Tally the lines in the records underneath that contain the string "most", and state the figure by itself.
* * *
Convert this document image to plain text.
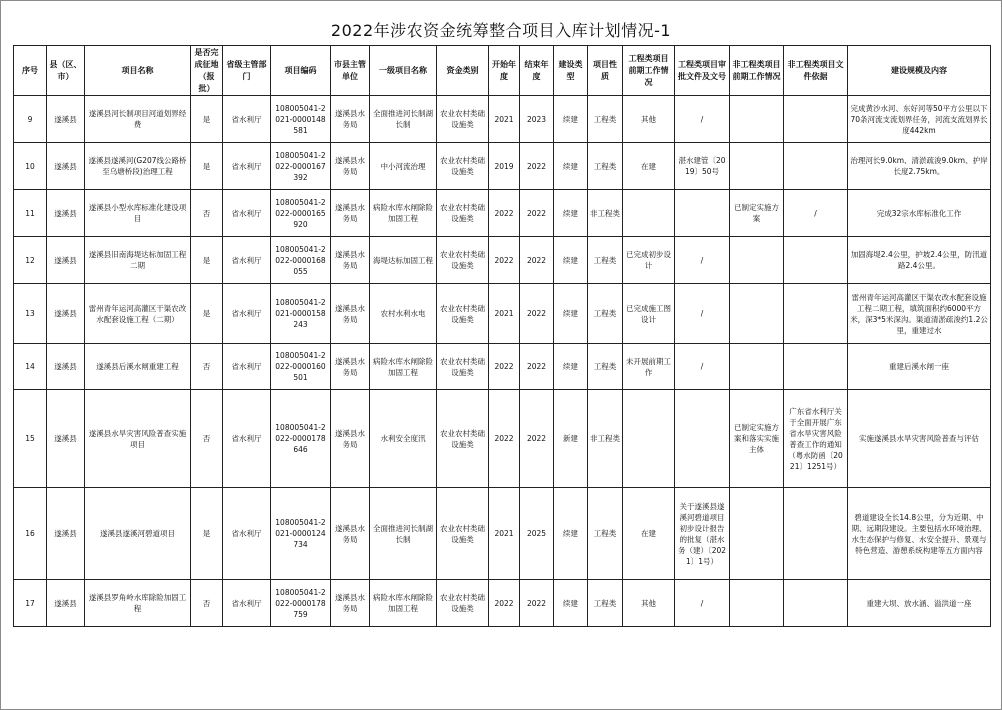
2022年涉农资金统筹整合项目入库计划情况-1
序号	县（区、市）	项目名称	是否完成征地（报批）	省级主管部门	项目编码	市县主管单位	一级项目名称	资金类别	开始年度	结束年度	建设类型	项目性质	工程类项目前期工作情况	工程类项目审批文件及文号	非工程类项目前期工作情况	非工程类项目文件依据	建设规模及内容

9	遂溪县	遂溪县河长制项目河道划界经费	是	省水利厅	108005041-2021-0000148581	遂溪县水务局	全面推进河长制湖长制	农业农村类础设施类	2021	2023	续建	工程类	其他	/			完成黄沙水河、东好河等50平方公里以下70条河流支流划界任务，河流支流划界长度442km

10	遂溪县	遂溪县遂溪河(G207线公路桥至乌塘桥段)治理工程	是	省水利厅	108005041-2022-0000167392	遂溪县水务局	中小河流治理	农业农村类础设施类	2019	2022	续建	工程类	在建	湛水建管〔2019〕50号			治理河长9.0km、清淤疏浚9.0km、护岸长度2.75km。

11	遂溪县	遂溪县小型水库标准化建设项目	否	省水利厅	108005041-2022-0000165920	遂溪县水务局	病险水库水闸除险加固工程	农业农村类础设施类	2022	2022	续建	非工程类			已制定实施方案	/	完成32宗水库标准化工作

12	遂溪县	遂溪县旧南海堤达标加固工程二期	是	省水利厅	108005041-2022-0000168055	遂溪县水务局	海堤达标加固工程	农业农村类础设施类	2022	2022	续建	工程类	已完成初步设计	/			加固海堤2.4公里，护坡2.4公里，防汛道路2.4公里。

13	遂溪县	雷州青年运河高灌区干渠农改水配套设施工程（二期）	是	省水利厅	108005041-2021-0000158243	遂溪县水务局	农村水利水电	农业农村类础设施类	2021	2022	续建	工程类	已完成施工图设计	/			雷州青年运河高灌区干渠农改水配套设施工程二期工程，填筑面积约6000平方米，深3*5米深沟。渠道清淤疏浚约1.2公里，重建过水

14	遂溪县	遂溪县后溪水闸重建工程	否	省水利厅	108005041-2022-0000160501	遂溪县水务局	病险水库水闸除险加固工程	农业农村类础设施类	2022	2022	续建	工程类	未开展前期工作	/			重建后溪水闸一座

15	遂溪县	遂溪县水旱灾害风险普查实施项目	否	省水利厅	108005041-2022-0000178646	遂溪县水务局	水利安全度汛	农业农村类础设施类	2022	2022	新建	非工程类			已制定实施方案和落实实施主体	广东省水利厅关于全面开展广东省水旱灾害风险普查工作的通知（粤水防函〔2021〕1251号）	实施遂溪县水旱灾害风险普查与评估

16	遂溪县	遂溪县遂溪河碧道项目	是	省水利厅	108005041-2021-0000124734	遂溪县水务局	全面推进河长制湖长制	农业农村类础设施类	2021	2025	续建	工程类	在建	关于遂溪县遂溪河碧道项目初步设计报告的批复（湛水务（建）〔2021〕1号）			碧道建设全长14.8公里，分为近期、中期、远期段建设。主要包括水环境治理、水生态保护与修复、水安全提升、景观与特色营造、游憩系统构建等五方面内容

17	遂溪县	遂溪县罗角岭水库除险加固工程	否	省水利厅	108005041-2022-0000178759	遂溪县水务局	病险水库水闸除险加固工程	农业农村类础设施类	2022	2022	续建	工程类	其他	/			重建大坝、放水涵、溢洪道一座
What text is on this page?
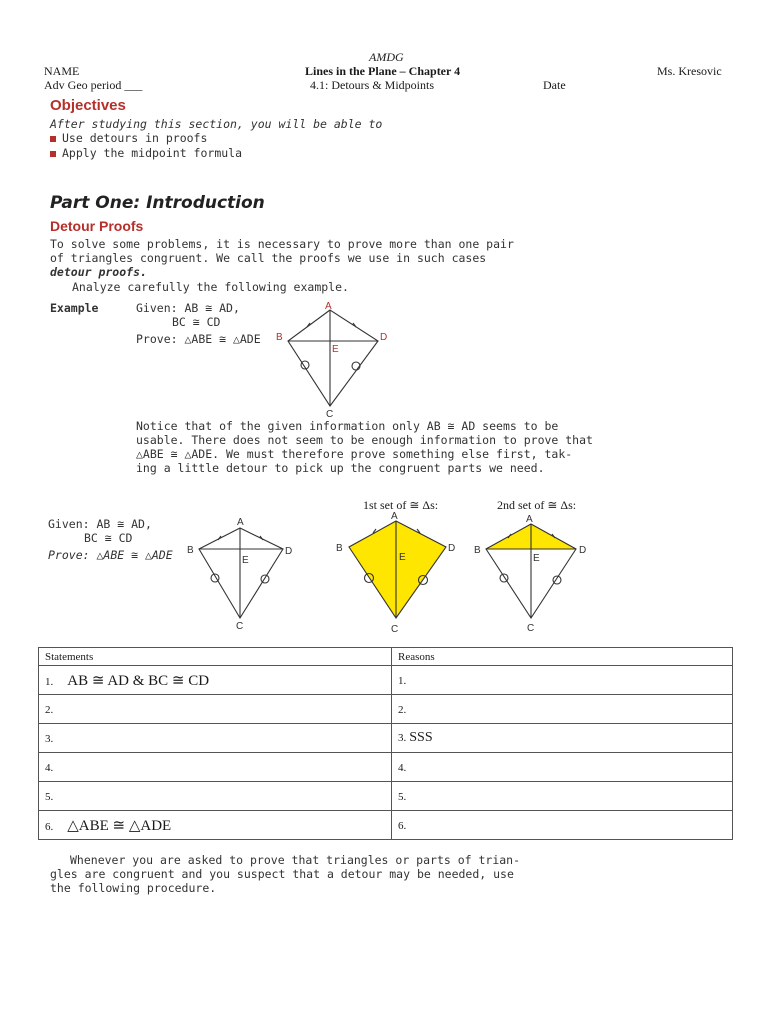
AMDG
NAME
Adv Geo period ___
Lines in the Plane – Chapter 4
4.1: Detours & Midpoints
Ms. Kresovic
Date
Objectives
After studying this section, you will be able to
Use detours in proofs
Apply the midpoint formula
Part One: Introduction
Detour Proofs
To solve some problems, it is necessary to prove more than one pair
of triangles congruent. We call the proofs we use in such cases
detour proofs.
Analyze carefully the following example.
Example	Given: AB ≅ AD,
BC ≅ CD
Prove: △ABE ≅ △ADE
A
B	D
E
C
Notice that of the given information only AB ≅ AD seems to be
usable. There does not seem to be enough information to prove that
△ABE ≅ △ADE. We must therefore prove something else first, tak-
ing a little detour to pick up the congruent parts we need.
1st set of ≅ Δs:	2nd set of ≅ Δs:
Given: AB ≅ AD,
BC ≅ CD
Prove: △ABE ≅ △ADE
A
B	D
E
C
A
B	D
E
C
A
B	D
E
C
Statements	Reasons
1. AB ≅ AD & BC ≅ CD	1.
2.	2.
3.	3. SSS
4.	4.
5.	5.
6. △ABE ≅ △ADE	6.
Whenever you are asked to prove that triangles or parts of trian-
gles are congruent and you suspect that a detour may be needed, use
the following procedure.
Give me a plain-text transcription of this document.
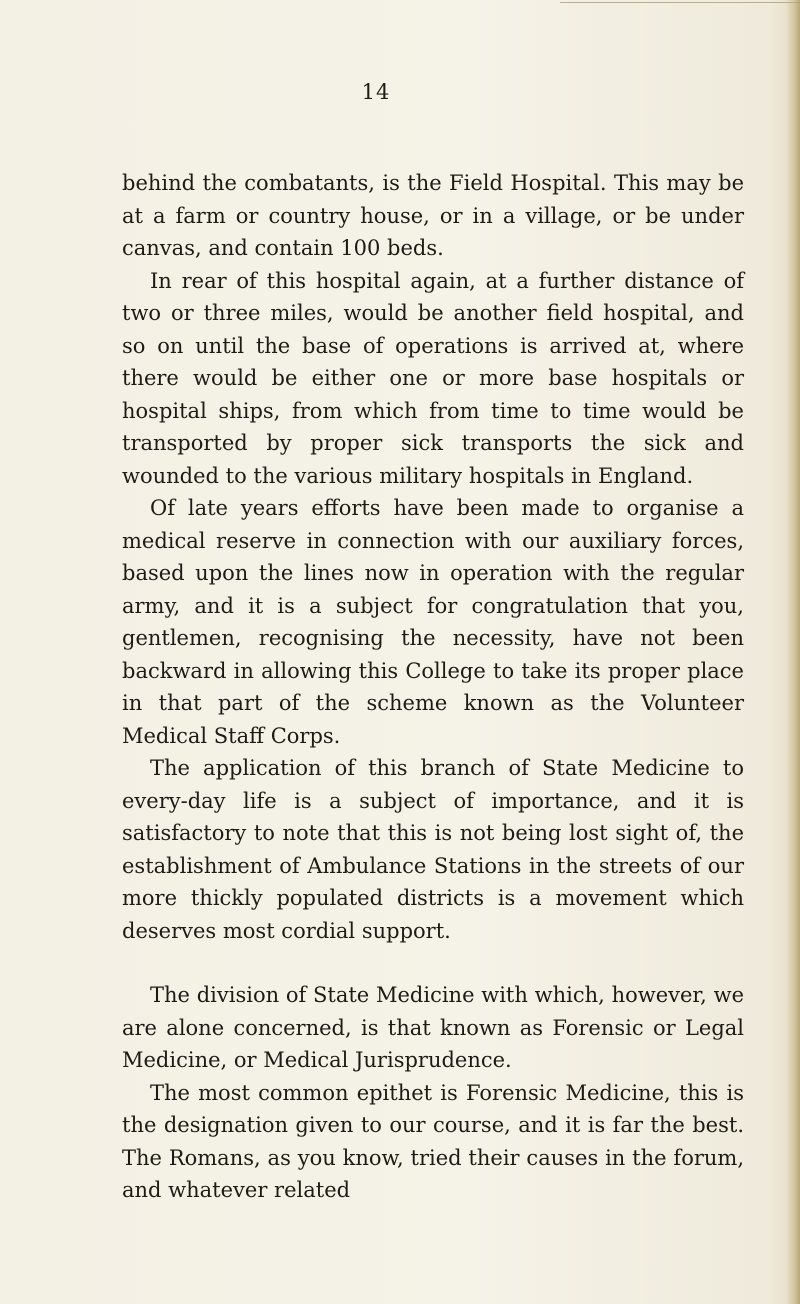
14

behind the combatants, is the Field Hospital. This may be at a farm or country house, or in a village, or be under canvas, and contain 100 beds.

In rear of this hospital again, at a further distance of two or three miles, would be another field hospital, and so on until the base of operations is arrived at, where there would be either one or more base hospitals or hospital ships, from which from time to time would be transported by proper sick transports the sick and wounded to the various military hospitals in England.

Of late years efforts have been made to organise a medical reserve in connection with our auxiliary forces, based upon the lines now in operation with the regular army, and it is a subject for congratulation that you, gentlemen, recognising the necessity, have not been backward in allowing this College to take its proper place in that part of the scheme known as the Volunteer Medical Staff Corps.

The application of this branch of State Medicine to every-day life is a subject of importance, and it is satisfactory to note that this is not being lost sight of, the establishment of Ambulance Stations in the streets of our more thickly populated districts is a movement which deserves most cordial support.

The division of State Medicine with which, however, we are alone concerned, is that known as Forensic or Legal Medicine, or Medical Jurisprudence.

The most common epithet is Forensic Medicine, this is the designation given to our course, and it is far the best. The Romans, as you know, tried their causes in the forum, and whatever related
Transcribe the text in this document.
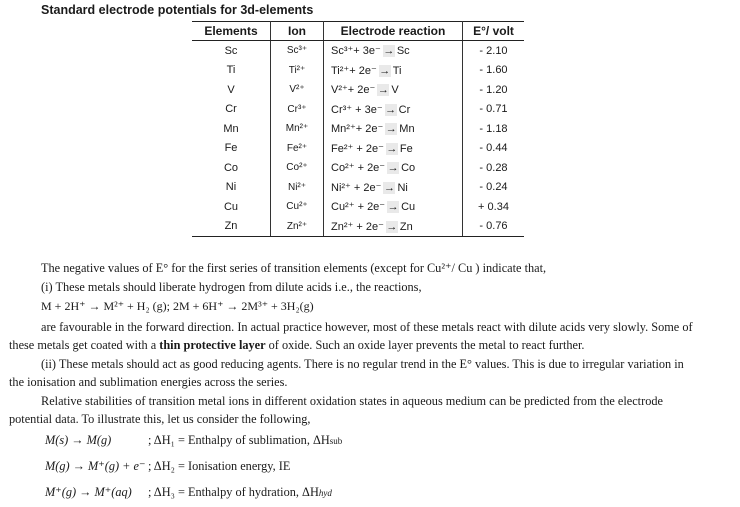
Standard electrode potentials for 3d-elements
Elements	Ion	Electrode reaction	E°/ volt
Sc	Sc³⁺	Sc³⁺+ 3e⁻ → Sc	- 2.10
Ti	Ti²⁺	Ti²⁺+ 2e⁻ → Ti	- 1.60
V	V²⁺	V²⁺+ 2e⁻ → V	- 1.20
Cr	Cr³⁺	Cr³⁺ + 3e⁻ → Cr	- 0.71
Mn	Mn²⁺	Mn²⁺+ 2e⁻ → Mn	- 1.18
Fe	Fe²⁺	Fe²⁺ + 2e⁻ → Fe	- 0.44
Co	Co²⁺	Co²⁺ + 2e⁻ → Co	- 0.28
Ni	Ni²⁺	Ni²⁺ + 2e⁻ → Ni	- 0.24
Cu	Cu²⁺	Cu²⁺ + 2e⁻ → Cu	+ 0.34
Zn	Zn²⁺	Zn²⁺ + 2e⁻ → Zn	- 0.76
The negative values of E° for the first series of transition elements (except for Cu²⁺/ Cu ) indicate that,
(i) These metals should liberate hydrogen from dilute acids i.e., the reactions,
M + 2H⁺ → M²⁺ + H₂ (g); 2M + 6H⁺ → 2M³⁺ + 3H₂(g)
are favourable in the forward direction. In actual practice however, most of these metals react with dilute acids very slowly. Some of
these metals get coated with a thin protective layer of oxide. Such an oxide layer prevents the metal to react further.
(ii) These metals should act as good reducing agents. There is no regular trend in the E° values. This is due to irregular variation in
the ionisation and sublimation energies across the series.
Relative stabilities of transition metal ions in different oxidation states in aqueous medium can be predicted from the electrode
potential data. To illustrate this, let us consider the following,
M(s) → M(g)	; ΔH₁ = Enthalpy of sublimation, ΔHsub
M(g) → M⁺(g) + e⁻ ; ΔH₂ = Ionisation energy, IE
M⁺(g) → M⁺(aq) ; ΔH₃ = Enthalpy of hydration, ΔHhyd
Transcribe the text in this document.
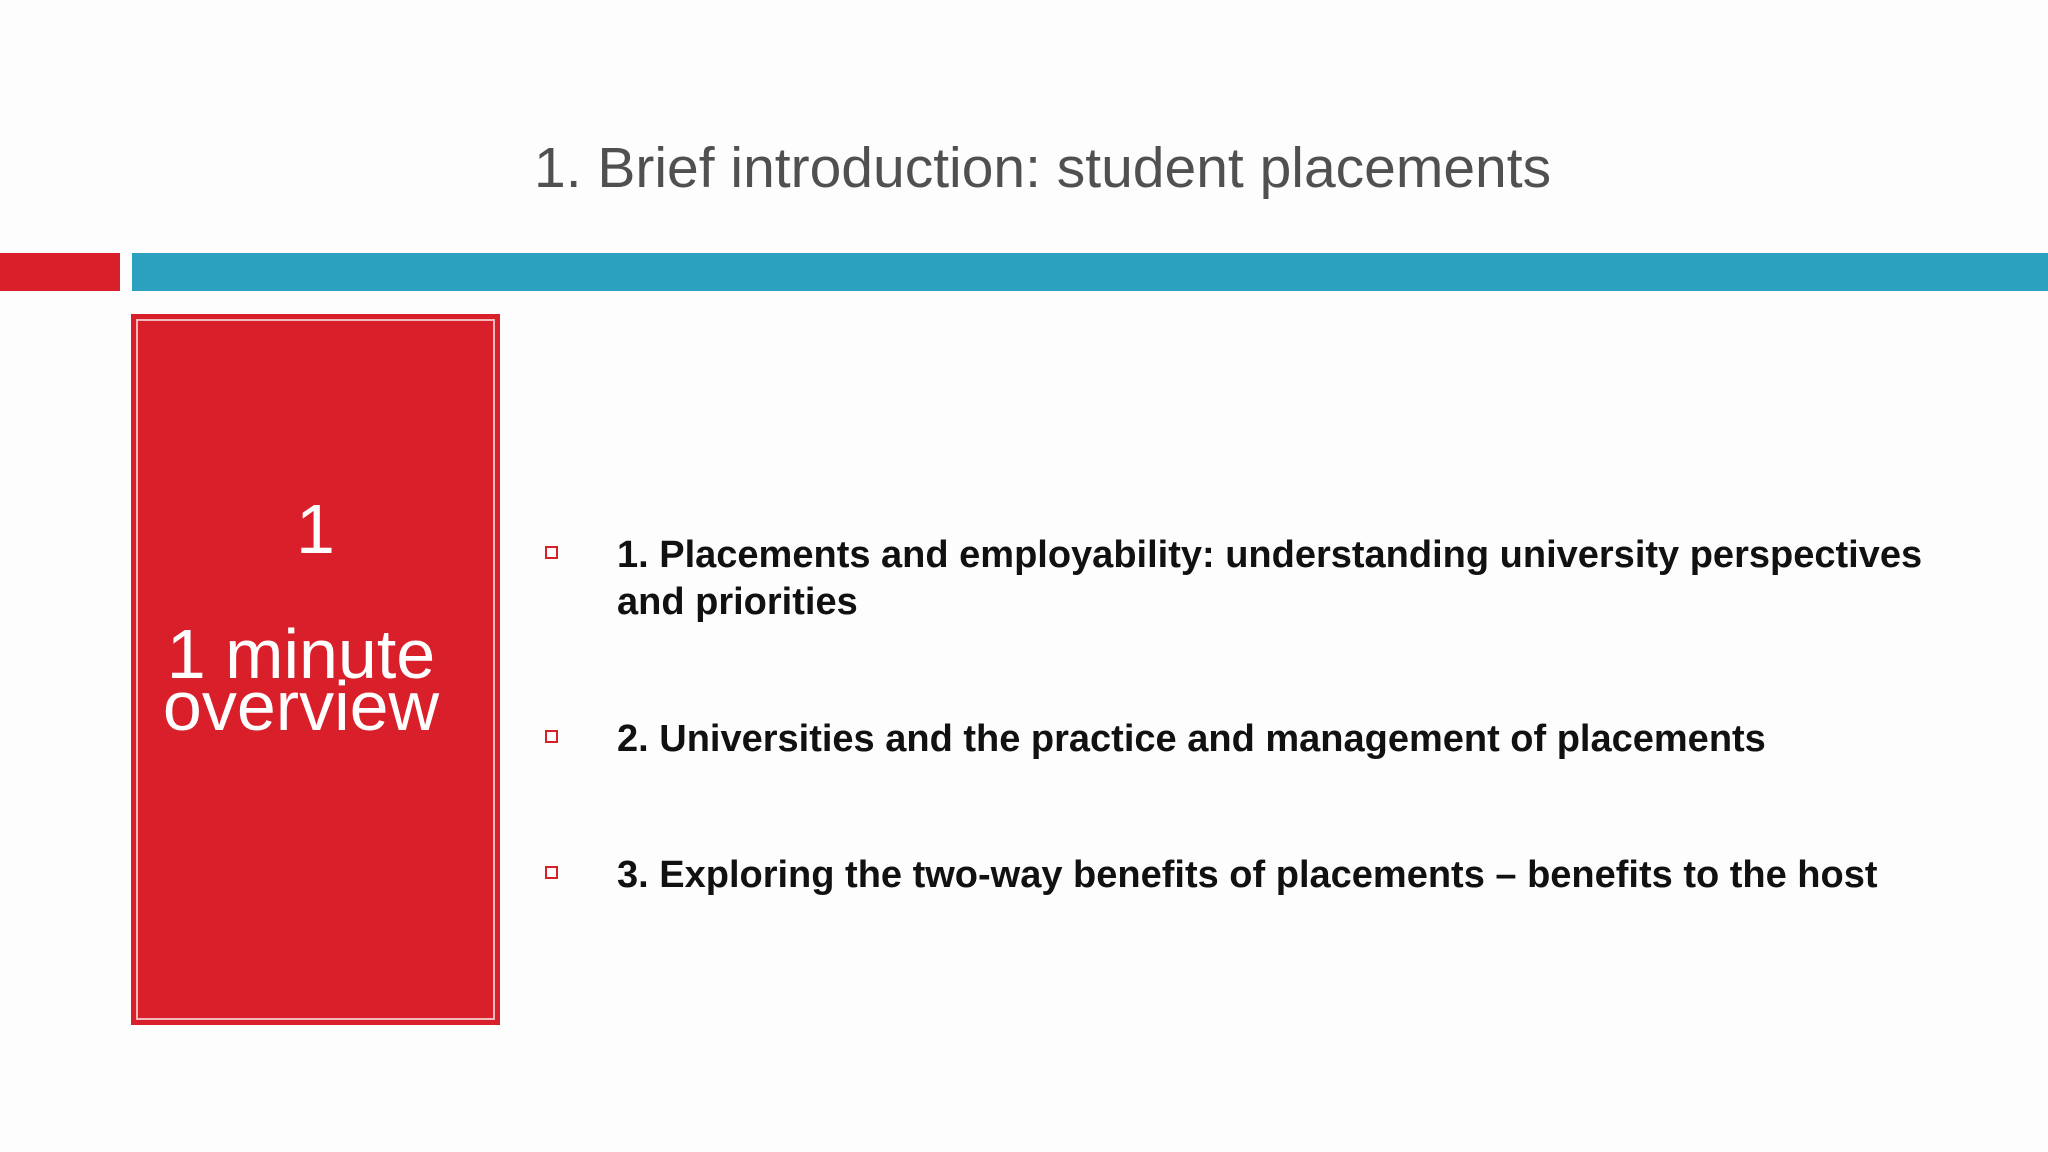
1. Brief introduction: student placements
1
1 minute
overview
1. Placements and employability: understanding university perspectives and priorities
2. Universities and the practice and management of placements
3. Exploring the two-way benefits of placements – benefits to the host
* * *
**OUTPUT OF THE TASK:** 3